- EXERCISE REQUIREMENTS -
Of all the lines in the records below, how many hold the word "type"? Give the number alone.

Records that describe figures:
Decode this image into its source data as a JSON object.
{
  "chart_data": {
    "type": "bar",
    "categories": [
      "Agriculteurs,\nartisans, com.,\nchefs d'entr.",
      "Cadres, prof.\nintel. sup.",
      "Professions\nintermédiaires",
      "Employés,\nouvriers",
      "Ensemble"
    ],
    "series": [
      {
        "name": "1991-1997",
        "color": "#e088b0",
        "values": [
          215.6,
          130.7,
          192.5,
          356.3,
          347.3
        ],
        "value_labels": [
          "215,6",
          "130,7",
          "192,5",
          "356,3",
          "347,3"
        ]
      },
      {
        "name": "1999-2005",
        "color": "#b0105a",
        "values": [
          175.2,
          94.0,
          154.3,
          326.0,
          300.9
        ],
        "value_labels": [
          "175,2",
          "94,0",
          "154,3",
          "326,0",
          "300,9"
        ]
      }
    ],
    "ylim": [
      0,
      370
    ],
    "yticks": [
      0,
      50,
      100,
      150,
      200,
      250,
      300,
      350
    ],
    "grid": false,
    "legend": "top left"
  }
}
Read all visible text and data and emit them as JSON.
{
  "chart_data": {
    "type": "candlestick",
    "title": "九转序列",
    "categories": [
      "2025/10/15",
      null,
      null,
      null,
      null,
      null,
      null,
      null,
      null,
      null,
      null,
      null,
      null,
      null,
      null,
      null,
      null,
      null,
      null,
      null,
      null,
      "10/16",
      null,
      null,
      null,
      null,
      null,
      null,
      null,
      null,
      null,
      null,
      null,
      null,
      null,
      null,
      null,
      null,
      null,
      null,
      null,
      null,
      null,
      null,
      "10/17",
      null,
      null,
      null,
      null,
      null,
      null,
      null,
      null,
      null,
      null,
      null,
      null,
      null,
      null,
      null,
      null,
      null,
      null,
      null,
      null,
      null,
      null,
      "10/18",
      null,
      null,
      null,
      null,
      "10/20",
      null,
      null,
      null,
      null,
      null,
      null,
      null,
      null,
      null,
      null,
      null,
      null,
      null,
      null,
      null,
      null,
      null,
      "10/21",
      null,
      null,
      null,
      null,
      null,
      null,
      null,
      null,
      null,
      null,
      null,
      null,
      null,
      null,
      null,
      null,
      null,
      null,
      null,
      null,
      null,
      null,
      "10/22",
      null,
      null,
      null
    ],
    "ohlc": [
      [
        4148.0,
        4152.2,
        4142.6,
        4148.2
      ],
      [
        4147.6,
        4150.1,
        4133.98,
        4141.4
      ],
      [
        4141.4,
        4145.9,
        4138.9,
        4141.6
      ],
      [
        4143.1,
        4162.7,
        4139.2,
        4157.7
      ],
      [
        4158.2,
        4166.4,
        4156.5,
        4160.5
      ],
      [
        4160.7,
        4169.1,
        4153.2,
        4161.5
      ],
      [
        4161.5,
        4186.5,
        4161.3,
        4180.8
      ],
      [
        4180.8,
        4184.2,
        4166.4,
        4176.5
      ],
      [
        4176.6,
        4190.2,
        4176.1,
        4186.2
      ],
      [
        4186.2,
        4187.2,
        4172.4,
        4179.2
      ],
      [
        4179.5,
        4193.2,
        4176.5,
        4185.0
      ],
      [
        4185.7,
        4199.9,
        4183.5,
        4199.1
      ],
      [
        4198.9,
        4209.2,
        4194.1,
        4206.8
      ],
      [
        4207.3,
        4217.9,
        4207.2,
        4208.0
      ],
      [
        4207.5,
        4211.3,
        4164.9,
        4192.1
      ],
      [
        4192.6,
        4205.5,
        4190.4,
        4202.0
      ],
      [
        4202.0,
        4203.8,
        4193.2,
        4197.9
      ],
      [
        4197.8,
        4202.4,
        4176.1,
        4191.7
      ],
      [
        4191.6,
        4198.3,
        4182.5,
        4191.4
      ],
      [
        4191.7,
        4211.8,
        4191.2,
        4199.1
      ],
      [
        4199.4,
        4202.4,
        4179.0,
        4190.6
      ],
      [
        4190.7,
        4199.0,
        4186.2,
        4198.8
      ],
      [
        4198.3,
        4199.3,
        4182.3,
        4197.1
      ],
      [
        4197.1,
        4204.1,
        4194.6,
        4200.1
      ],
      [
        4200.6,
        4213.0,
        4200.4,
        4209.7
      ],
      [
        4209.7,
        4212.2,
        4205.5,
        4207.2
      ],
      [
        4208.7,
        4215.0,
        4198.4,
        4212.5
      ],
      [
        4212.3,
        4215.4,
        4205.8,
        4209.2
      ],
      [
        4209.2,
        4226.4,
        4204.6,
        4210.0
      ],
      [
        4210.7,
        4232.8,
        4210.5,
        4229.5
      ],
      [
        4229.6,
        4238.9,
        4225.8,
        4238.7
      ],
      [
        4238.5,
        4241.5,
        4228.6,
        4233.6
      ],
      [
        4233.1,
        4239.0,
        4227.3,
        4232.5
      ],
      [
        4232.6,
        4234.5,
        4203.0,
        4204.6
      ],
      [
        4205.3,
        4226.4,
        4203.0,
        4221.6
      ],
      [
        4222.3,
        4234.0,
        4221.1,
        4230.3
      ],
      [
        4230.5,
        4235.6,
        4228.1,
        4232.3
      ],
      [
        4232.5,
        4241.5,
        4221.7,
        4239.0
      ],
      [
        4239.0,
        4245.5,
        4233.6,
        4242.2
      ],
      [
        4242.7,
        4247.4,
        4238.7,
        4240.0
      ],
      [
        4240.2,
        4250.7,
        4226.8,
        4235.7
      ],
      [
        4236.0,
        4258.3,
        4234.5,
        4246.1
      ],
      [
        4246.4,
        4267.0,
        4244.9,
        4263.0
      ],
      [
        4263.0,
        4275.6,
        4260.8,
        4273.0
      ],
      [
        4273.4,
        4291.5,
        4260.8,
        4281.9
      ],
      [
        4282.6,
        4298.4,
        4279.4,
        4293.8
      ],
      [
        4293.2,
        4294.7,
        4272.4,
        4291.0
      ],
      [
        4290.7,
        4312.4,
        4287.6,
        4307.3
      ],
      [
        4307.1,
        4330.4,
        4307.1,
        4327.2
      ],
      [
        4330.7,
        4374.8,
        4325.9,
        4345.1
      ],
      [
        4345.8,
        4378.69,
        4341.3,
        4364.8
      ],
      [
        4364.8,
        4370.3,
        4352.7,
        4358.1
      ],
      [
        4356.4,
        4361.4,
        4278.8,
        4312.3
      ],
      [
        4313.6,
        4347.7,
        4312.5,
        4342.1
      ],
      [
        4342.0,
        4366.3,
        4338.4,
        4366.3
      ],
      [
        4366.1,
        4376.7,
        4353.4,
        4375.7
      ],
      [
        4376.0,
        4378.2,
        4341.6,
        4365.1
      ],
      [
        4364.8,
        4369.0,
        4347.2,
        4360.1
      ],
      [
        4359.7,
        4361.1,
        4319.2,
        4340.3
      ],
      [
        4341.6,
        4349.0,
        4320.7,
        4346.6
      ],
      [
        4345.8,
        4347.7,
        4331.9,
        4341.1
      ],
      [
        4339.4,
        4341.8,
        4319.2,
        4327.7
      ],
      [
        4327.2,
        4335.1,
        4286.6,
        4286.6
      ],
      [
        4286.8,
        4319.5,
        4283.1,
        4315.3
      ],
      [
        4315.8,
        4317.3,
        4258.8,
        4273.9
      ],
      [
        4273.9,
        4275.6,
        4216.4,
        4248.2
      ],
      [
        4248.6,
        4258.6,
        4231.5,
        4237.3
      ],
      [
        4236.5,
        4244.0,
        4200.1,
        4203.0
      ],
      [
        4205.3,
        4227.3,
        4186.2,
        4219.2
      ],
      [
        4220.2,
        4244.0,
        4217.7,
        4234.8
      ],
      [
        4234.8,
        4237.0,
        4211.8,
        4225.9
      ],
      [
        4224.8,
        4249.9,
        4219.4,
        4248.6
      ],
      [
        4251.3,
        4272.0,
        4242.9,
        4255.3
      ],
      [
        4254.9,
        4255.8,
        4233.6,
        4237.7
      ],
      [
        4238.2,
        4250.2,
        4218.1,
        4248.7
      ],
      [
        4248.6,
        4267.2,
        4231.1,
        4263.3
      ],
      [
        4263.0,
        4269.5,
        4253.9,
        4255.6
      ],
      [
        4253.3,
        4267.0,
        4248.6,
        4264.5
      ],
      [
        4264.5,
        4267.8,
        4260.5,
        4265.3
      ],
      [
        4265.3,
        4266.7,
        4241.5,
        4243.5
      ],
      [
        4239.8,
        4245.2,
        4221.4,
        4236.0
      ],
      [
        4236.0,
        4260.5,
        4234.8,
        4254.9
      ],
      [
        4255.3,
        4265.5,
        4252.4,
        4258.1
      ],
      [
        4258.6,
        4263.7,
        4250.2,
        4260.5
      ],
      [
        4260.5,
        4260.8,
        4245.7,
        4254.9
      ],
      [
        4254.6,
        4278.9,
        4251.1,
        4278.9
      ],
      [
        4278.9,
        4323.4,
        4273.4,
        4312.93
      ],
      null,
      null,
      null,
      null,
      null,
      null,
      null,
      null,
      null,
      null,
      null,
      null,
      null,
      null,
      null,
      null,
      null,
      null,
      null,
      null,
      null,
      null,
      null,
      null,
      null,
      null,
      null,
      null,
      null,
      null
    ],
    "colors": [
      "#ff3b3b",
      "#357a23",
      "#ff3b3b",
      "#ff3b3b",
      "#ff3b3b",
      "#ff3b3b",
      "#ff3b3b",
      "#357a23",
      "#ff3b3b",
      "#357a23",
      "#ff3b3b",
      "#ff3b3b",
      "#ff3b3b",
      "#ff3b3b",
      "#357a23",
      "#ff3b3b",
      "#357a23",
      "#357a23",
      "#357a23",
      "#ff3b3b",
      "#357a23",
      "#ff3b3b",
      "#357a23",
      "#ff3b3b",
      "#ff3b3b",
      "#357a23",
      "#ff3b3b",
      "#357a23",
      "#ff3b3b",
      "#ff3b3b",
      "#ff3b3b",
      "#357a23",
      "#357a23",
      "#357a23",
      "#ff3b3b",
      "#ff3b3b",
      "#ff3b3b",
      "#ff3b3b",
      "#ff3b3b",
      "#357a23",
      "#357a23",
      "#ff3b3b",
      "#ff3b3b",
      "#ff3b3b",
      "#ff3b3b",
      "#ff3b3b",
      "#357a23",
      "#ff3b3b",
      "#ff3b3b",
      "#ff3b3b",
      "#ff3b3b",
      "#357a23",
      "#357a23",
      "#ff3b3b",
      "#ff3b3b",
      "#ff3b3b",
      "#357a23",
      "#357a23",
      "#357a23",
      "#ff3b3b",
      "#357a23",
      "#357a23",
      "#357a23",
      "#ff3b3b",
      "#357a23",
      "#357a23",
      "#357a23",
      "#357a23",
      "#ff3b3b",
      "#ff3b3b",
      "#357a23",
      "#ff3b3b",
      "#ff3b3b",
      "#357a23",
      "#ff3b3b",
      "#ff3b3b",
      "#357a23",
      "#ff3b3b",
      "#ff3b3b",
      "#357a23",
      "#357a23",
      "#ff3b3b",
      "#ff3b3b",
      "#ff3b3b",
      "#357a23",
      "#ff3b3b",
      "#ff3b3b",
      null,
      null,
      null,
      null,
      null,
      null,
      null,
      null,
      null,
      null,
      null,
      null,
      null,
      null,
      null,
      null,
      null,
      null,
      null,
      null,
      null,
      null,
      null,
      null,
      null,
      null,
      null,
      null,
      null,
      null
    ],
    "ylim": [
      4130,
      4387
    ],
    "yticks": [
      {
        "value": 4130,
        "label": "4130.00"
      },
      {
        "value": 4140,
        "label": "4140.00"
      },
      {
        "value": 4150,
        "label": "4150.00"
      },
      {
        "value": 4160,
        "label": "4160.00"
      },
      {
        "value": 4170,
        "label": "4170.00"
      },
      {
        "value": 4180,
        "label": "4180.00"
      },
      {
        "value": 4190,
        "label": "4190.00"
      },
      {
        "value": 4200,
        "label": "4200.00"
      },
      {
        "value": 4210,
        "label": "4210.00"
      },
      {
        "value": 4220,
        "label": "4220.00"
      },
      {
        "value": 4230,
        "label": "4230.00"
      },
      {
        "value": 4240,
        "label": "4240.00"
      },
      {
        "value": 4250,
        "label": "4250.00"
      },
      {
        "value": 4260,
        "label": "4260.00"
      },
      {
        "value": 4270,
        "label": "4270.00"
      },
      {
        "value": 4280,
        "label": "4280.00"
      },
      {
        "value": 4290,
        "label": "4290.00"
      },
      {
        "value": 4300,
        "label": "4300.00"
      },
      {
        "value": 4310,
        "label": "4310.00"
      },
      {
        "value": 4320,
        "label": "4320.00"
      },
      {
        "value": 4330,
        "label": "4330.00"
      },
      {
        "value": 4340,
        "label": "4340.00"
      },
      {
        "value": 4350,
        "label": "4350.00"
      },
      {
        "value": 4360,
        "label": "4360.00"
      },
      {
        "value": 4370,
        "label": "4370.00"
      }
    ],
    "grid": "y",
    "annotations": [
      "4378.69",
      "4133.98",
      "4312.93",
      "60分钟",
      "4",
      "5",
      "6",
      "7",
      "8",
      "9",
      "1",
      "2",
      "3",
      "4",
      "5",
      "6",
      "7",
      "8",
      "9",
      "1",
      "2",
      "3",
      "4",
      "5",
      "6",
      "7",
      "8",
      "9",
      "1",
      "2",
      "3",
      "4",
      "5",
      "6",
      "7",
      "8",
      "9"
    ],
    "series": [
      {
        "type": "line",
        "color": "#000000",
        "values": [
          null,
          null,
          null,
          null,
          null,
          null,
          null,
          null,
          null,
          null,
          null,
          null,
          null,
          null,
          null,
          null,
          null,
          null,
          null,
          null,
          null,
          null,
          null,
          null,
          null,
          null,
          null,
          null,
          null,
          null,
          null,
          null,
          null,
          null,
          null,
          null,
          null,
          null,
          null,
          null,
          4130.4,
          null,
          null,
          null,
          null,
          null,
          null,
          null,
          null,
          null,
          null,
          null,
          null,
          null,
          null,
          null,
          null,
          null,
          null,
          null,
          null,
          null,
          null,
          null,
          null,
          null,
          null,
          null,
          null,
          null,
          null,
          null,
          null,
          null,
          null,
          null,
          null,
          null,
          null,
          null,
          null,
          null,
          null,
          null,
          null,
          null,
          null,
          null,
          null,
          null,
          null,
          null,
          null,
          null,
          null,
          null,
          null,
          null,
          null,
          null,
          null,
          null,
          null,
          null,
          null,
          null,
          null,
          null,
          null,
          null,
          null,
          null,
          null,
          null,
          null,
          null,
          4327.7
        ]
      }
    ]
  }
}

- SOLUTION FOR THIS PROBLEM -
3